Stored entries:
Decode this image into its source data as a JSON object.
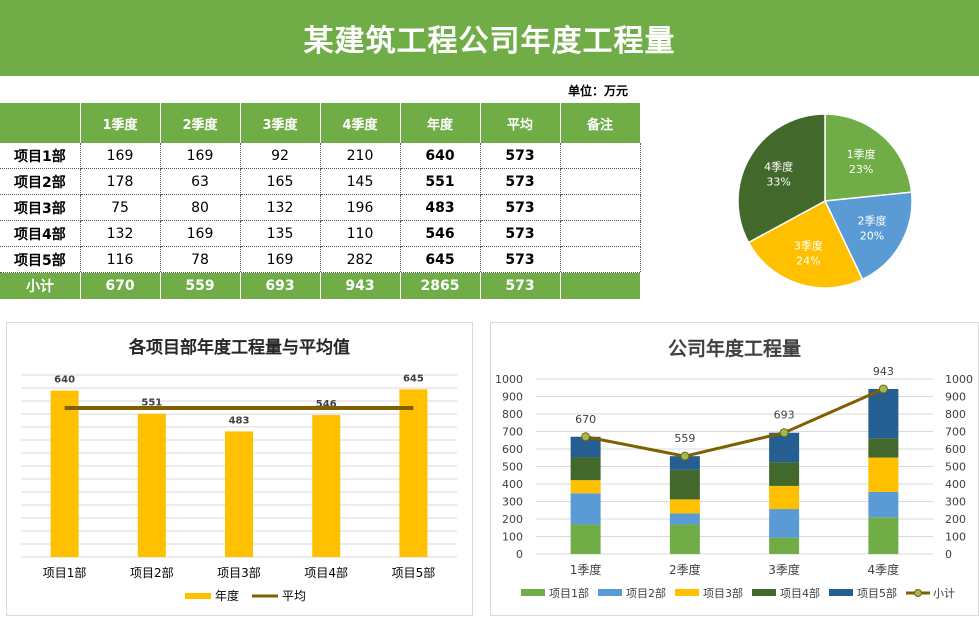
{
  "title": "某建筑工程公司年度工程量",
  "unit_label": "单位：万元",
  "table": {
    "headers": [
      "",
      "1季度",
      "2季度",
      "3季度",
      "4季度",
      "年度",
      "平均",
      "备注"
    ],
    "rows": [
      {
        "name": "项目1部",
        "q1": "169",
        "q2": "169",
        "q3": "92",
        "q4": "210",
        "year": "640",
        "avg": "573",
        "note": ""
      },
      {
        "name": "项目2部",
        "q1": "178",
        "q2": "63",
        "q3": "165",
        "q4": "145",
        "year": "551",
        "avg": "573",
        "note": ""
      },
      {
        "name": "项目3部",
        "q1": "75",
        "q2": "80",
        "q3": "132",
        "q4": "196",
        "year": "483",
        "avg": "573",
        "note": ""
      },
      {
        "name": "项目4部",
        "q1": "132",
        "q2": "169",
        "q3": "135",
        "q4": "110",
        "year": "546",
        "avg": "573",
        "note": ""
      },
      {
        "name": "项目5部",
        "q1": "116",
        "q2": "78",
        "q3": "169",
        "q4": "282",
        "year": "645",
        "avg": "573",
        "note": ""
      }
    ],
    "total": {
      "name": "小计",
      "q1": "670",
      "q2": "559",
      "q3": "693",
      "q4": "943",
      "year": "2865",
      "avg": "573",
      "note": ""
    }
  },
  "chart_data": [
    {
      "type": "pie",
      "title": "",
      "categories": [
        "1季度",
        "2季度",
        "3季度",
        "4季度"
      ],
      "values": [
        670,
        559,
        693,
        943
      ],
      "percent_labels": [
        "23%",
        "20%",
        "24%",
        "33%"
      ],
      "colors": [
        "#70ad47",
        "#5b9bd5",
        "#ffc000",
        "#43682b"
      ]
    },
    {
      "type": "bar",
      "title": "各项目部年度工程量与平均值",
      "categories": [
        "项目1部",
        "项目2部",
        "项目3部",
        "项目4部",
        "项目5部"
      ],
      "series": [
        {
          "name": "年度",
          "type": "bar",
          "values": [
            640,
            551,
            483,
            546,
            645
          ],
          "color": "#ffc000"
        },
        {
          "name": "平均",
          "type": "line",
          "values": [
            573,
            573,
            573,
            573,
            573
          ],
          "color": "#7f6000"
        }
      ],
      "data_labels": [
        "640",
        "551",
        "483",
        "546",
        "645"
      ],
      "legend": [
        "年度",
        "平均"
      ],
      "legend_position": "bottom",
      "ylim": [
        0,
        700
      ]
    },
    {
      "type": "bar",
      "stacked": true,
      "title": "公司年度工程量",
      "categories": [
        "1季度",
        "2季度",
        "3季度",
        "4季度"
      ],
      "series": [
        {
          "name": "项目1部",
          "values": [
            169,
            169,
            92,
            210
          ],
          "color": "#70ad47"
        },
        {
          "name": "项目2部",
          "values": [
            178,
            63,
            165,
            145
          ],
          "color": "#5b9bd5"
        },
        {
          "name": "项目3部",
          "values": [
            75,
            80,
            132,
            196
          ],
          "color": "#ffc000"
        },
        {
          "name": "项目4部",
          "values": [
            132,
            169,
            135,
            110
          ],
          "color": "#43682b"
        },
        {
          "name": "项目5部",
          "values": [
            116,
            78,
            169,
            282
          ],
          "color": "#255e91"
        },
        {
          "name": "小计",
          "type": "line",
          "values": [
            670,
            559,
            693,
            943
          ],
          "color": "#7f6000"
        }
      ],
      "line_labels": [
        "670",
        "559",
        "693",
        "943"
      ],
      "y_ticks": [
        "0",
        "100",
        "200",
        "300",
        "400",
        "500",
        "600",
        "700",
        "800",
        "900",
        "1000"
      ],
      "ylim": [
        0,
        1000
      ],
      "legend": [
        "项目1部",
        "项目2部",
        "项目3部",
        "项目4部",
        "项目5部",
        "小计"
      ],
      "legend_position": "bottom"
    }
  ]
}
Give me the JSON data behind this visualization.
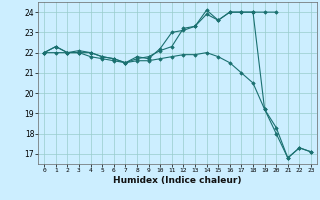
{
  "xlabel": "Humidex (Indice chaleur)",
  "ylabel": "",
  "background_color": "#cceeff",
  "grid_color": "#99cccc",
  "line_color": "#1a7070",
  "xlim": [
    -0.5,
    23.5
  ],
  "ylim": [
    16.5,
    24.5
  ],
  "yticks": [
    17,
    18,
    19,
    20,
    21,
    22,
    23,
    24
  ],
  "xticks": [
    0,
    1,
    2,
    3,
    4,
    5,
    6,
    7,
    8,
    9,
    10,
    11,
    12,
    13,
    14,
    15,
    16,
    17,
    18,
    19,
    20,
    21,
    22,
    23
  ],
  "series": [
    {
      "x": [
        0,
        1,
        2,
        3,
        4,
        5,
        6,
        7,
        8,
        9,
        10,
        11,
        12,
        13,
        14,
        15,
        16,
        17,
        18,
        19,
        20
      ],
      "y": [
        22.0,
        22.3,
        22.0,
        22.0,
        21.8,
        21.7,
        21.6,
        21.5,
        21.7,
        21.8,
        22.1,
        22.3,
        23.2,
        23.3,
        23.9,
        23.6,
        24.0,
        24.0,
        24.0,
        24.0,
        24.0
      ]
    },
    {
      "x": [
        0,
        1,
        2,
        3,
        4,
        5,
        6,
        7,
        8,
        9,
        10,
        11,
        12,
        13,
        14,
        15,
        16,
        17,
        18,
        19,
        20,
        21,
        22,
        23
      ],
      "y": [
        22.0,
        22.3,
        22.0,
        22.1,
        22.0,
        21.8,
        21.7,
        21.5,
        21.8,
        21.7,
        22.2,
        23.0,
        23.1,
        23.3,
        24.1,
        23.6,
        24.0,
        24.0,
        24.0,
        19.2,
        18.3,
        16.8,
        17.3,
        17.1
      ]
    },
    {
      "x": [
        0,
        1,
        2,
        3,
        4,
        5,
        6,
        7,
        8,
        9,
        10,
        11,
        12,
        13,
        14,
        15,
        16,
        17,
        18,
        19,
        20,
        21,
        22,
        23
      ],
      "y": [
        22.0,
        22.0,
        22.0,
        22.0,
        22.0,
        21.8,
        21.7,
        21.5,
        21.6,
        21.6,
        21.7,
        21.8,
        21.9,
        21.9,
        22.0,
        21.8,
        21.5,
        21.0,
        20.5,
        19.2,
        18.0,
        16.8,
        17.3,
        17.1
      ]
    }
  ]
}
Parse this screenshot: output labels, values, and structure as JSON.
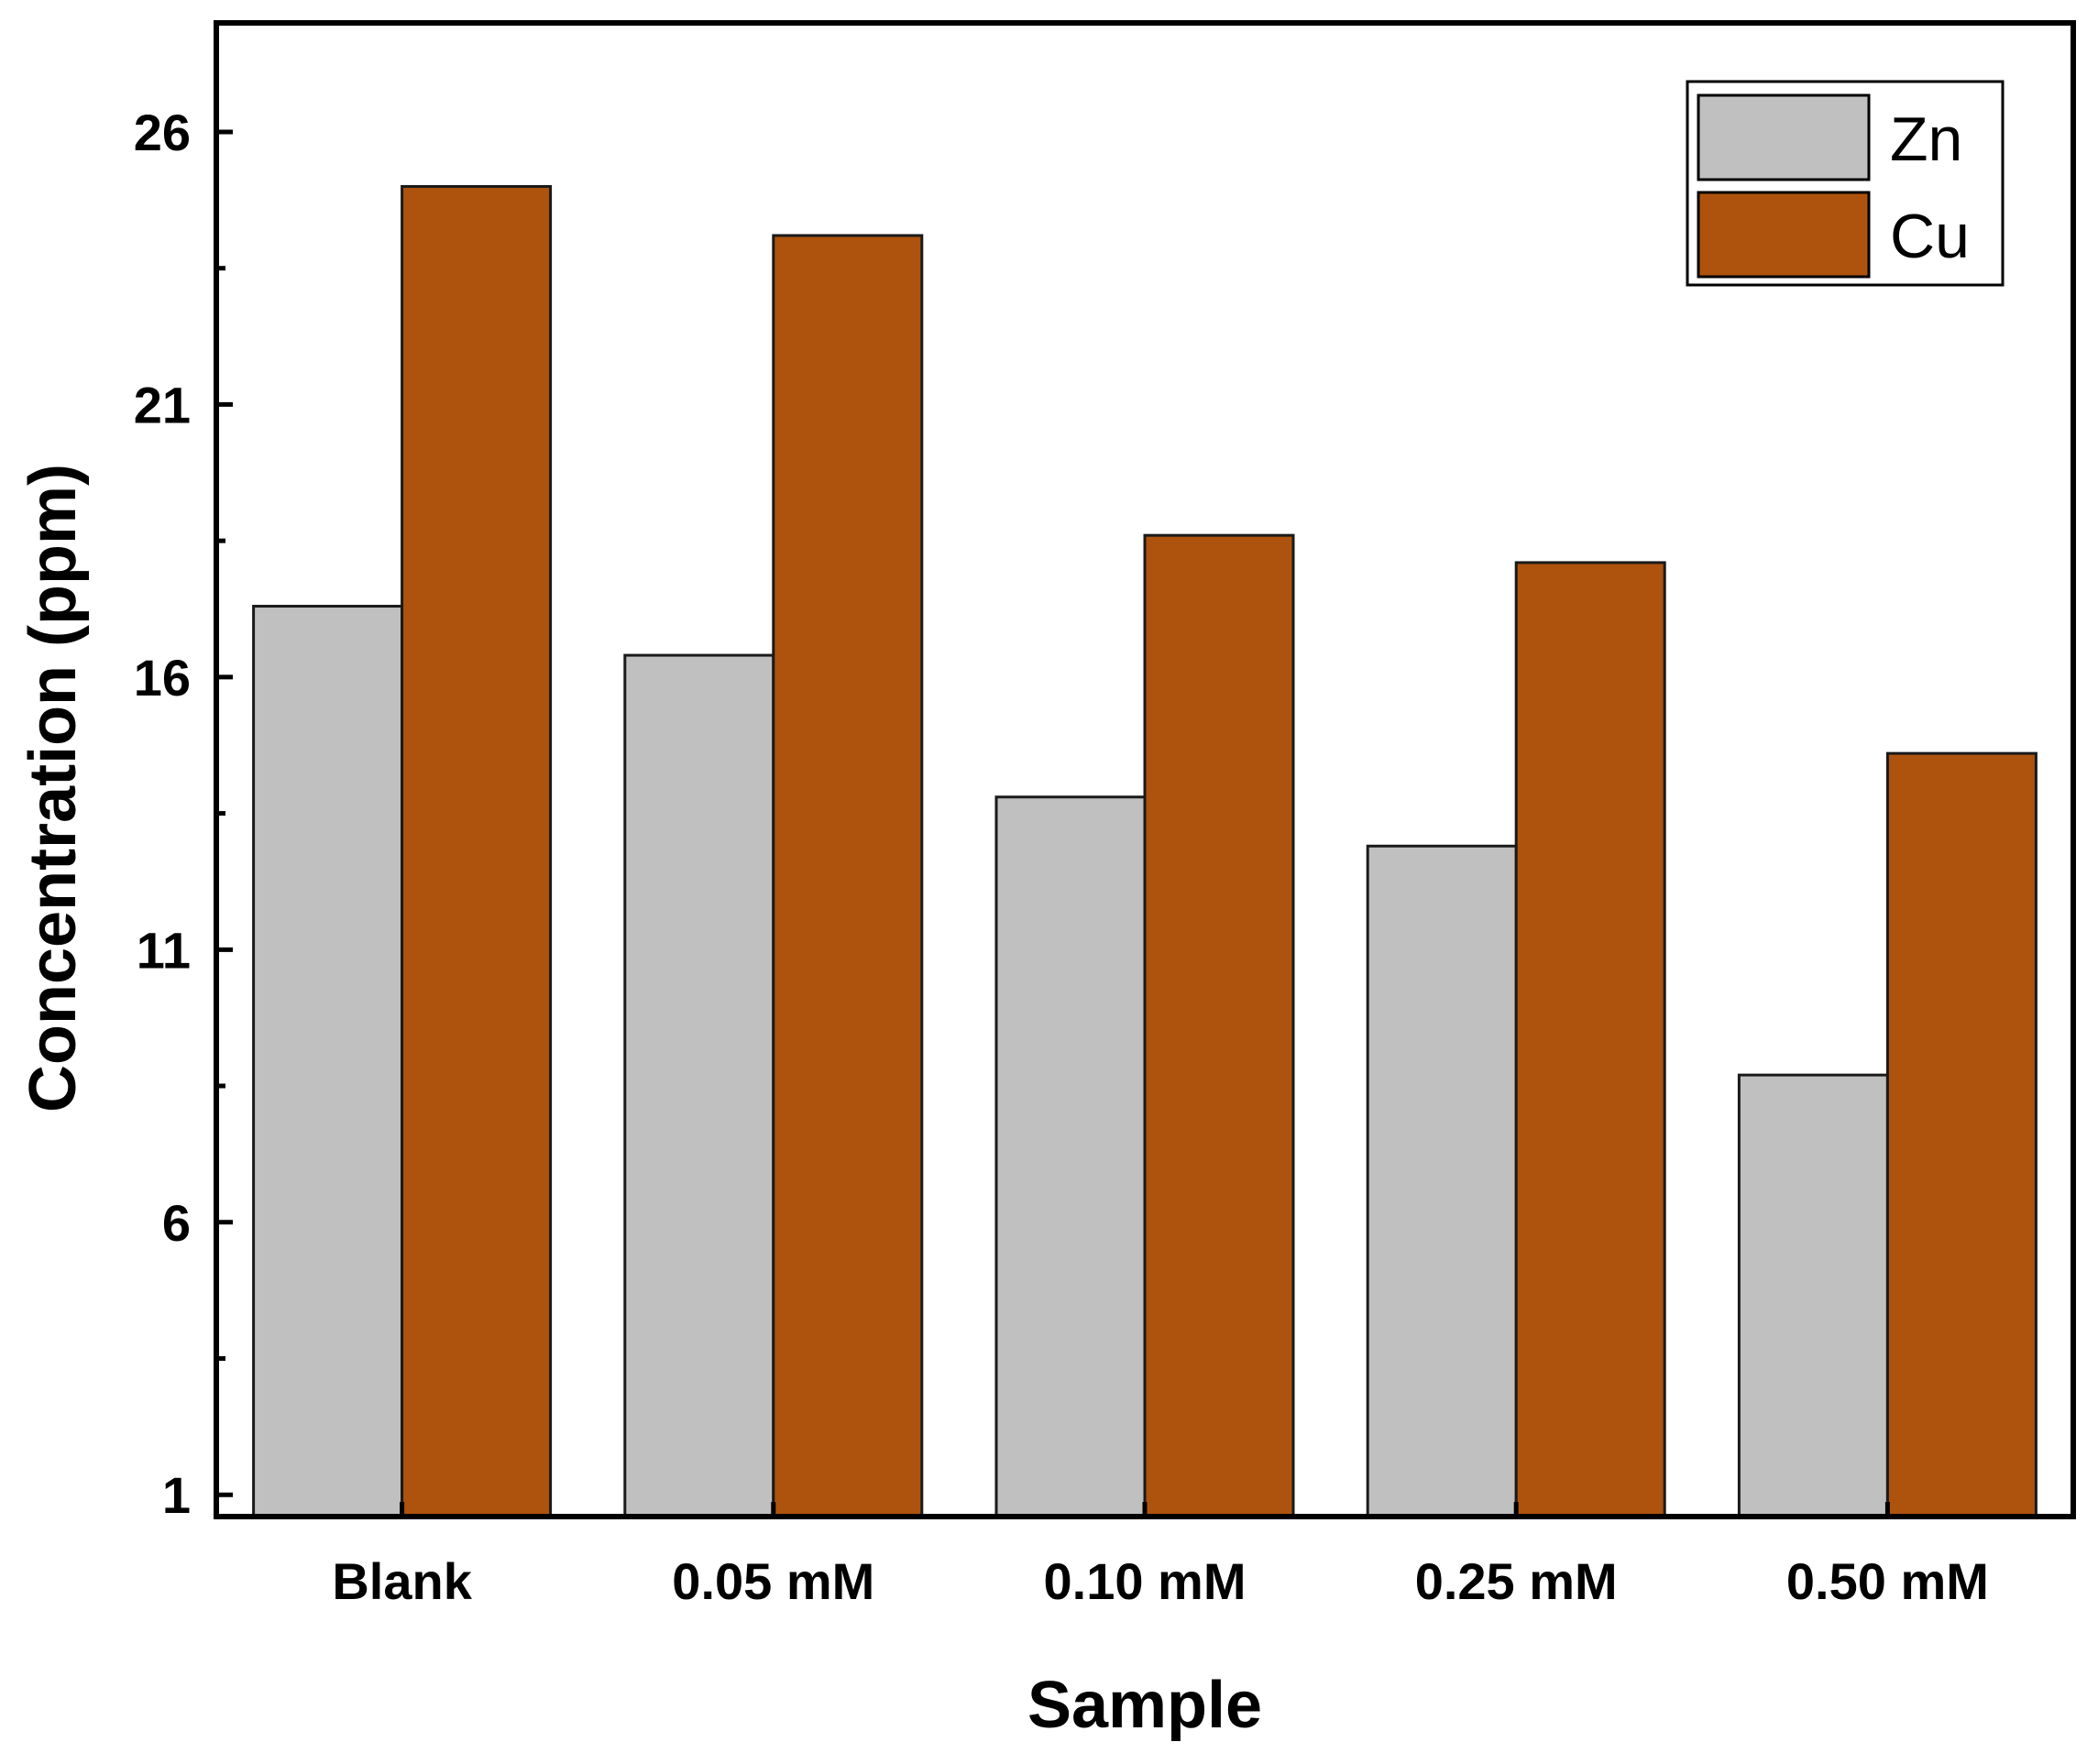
{
  "chart_data": {
    "type": "bar",
    "title": "",
    "xlabel": "Sample",
    "ylabel": "Concentration (ppm)",
    "categories": [
      "Blank",
      "0.05 mM",
      "0.10 mM",
      "0.25 mM",
      "0.50 mM"
    ],
    "series": [
      {
        "name": "Zn",
        "color": "#c0c0c0",
        "values": [
          17.3,
          16.4,
          13.8,
          12.9,
          8.7
        ]
      },
      {
        "name": "Cu",
        "color": "#ad530e",
        "values": [
          25.0,
          24.1,
          18.6,
          18.1,
          14.6
        ]
      }
    ],
    "ylim": [
      0.6,
      28.0
    ],
    "yticks": [
      1,
      6,
      11,
      16,
      21,
      26
    ],
    "ytick_labels": [
      "1",
      "6",
      "11",
      "16",
      "21",
      "26"
    ],
    "grid": false,
    "legend_position": "top-right"
  }
}
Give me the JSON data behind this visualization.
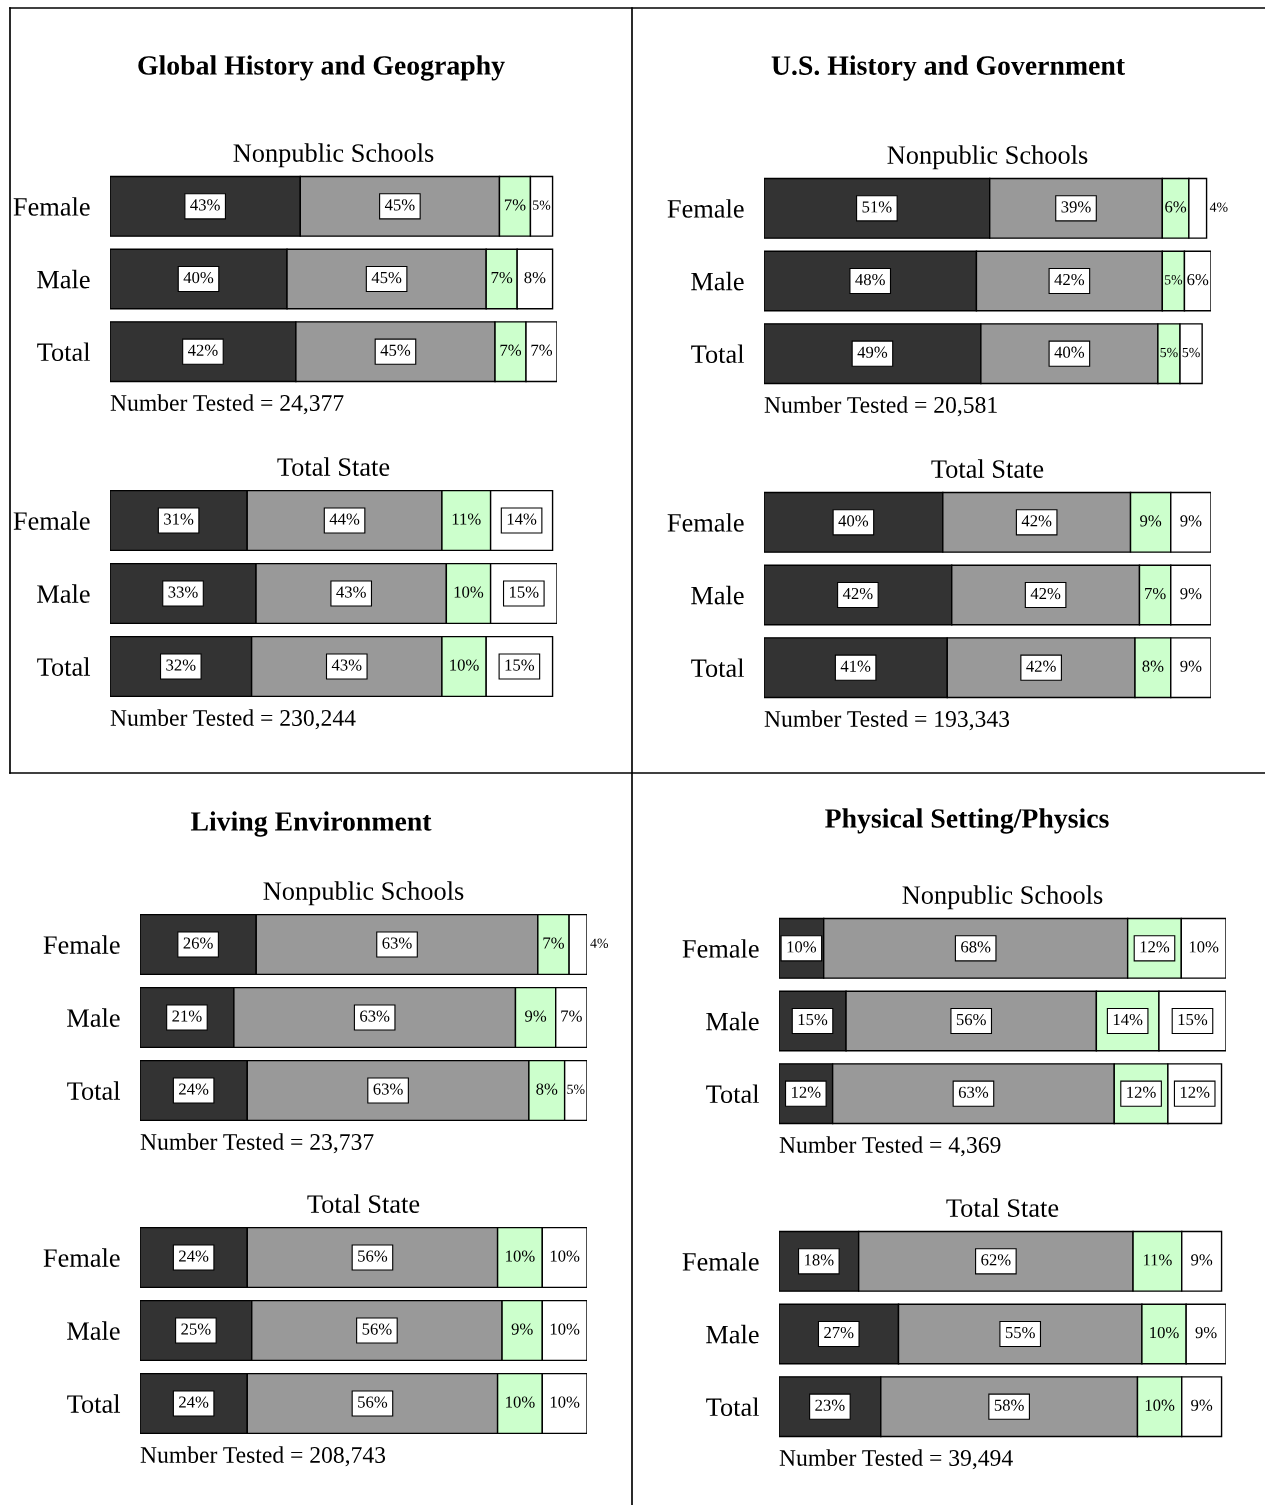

Exercise goal: Say how many lines in the records hold the string "xlabel", and say nothing else.

Result of the task: 2